- [Set exercise]: Could you print all the entries exactly?

───── Material

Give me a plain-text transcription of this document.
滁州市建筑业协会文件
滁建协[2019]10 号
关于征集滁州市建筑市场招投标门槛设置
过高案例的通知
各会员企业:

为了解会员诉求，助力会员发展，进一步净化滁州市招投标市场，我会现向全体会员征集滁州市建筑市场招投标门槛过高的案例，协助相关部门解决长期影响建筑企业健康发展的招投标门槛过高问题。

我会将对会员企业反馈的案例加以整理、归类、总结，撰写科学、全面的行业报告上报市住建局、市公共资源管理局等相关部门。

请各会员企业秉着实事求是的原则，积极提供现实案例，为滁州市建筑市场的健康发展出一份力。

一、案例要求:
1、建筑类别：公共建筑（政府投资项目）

──────────

- [Expected answer]:
Give me a plain-text transcription of this document.
滁州市建筑业协会文件
滁建协[2019]10 号
关于征集滁州市建筑市场招投标门槛设置
过高案例的通知
各会员企业:

为了解会员诉求，助力会员发展，进一步净化滁州市招投标市场，我会现向全体会员征集滁州市建筑市场招投标门槛过高的案例，协助相关部门解决长期影响建筑企业健康发展的招投标门槛过高问题。

我会将对会员企业反馈的案例加以整理、归类、总结，撰写科学、全面的行业报告上报市住建局、市公共资源管理局等相关部门。

请各会员企业秉着实事求是的原则，积极提供现实案例，为滁州市建筑市场的健康发展出一份力。

一、案例要求:
1、建筑类别：公共建筑（政府投资项目）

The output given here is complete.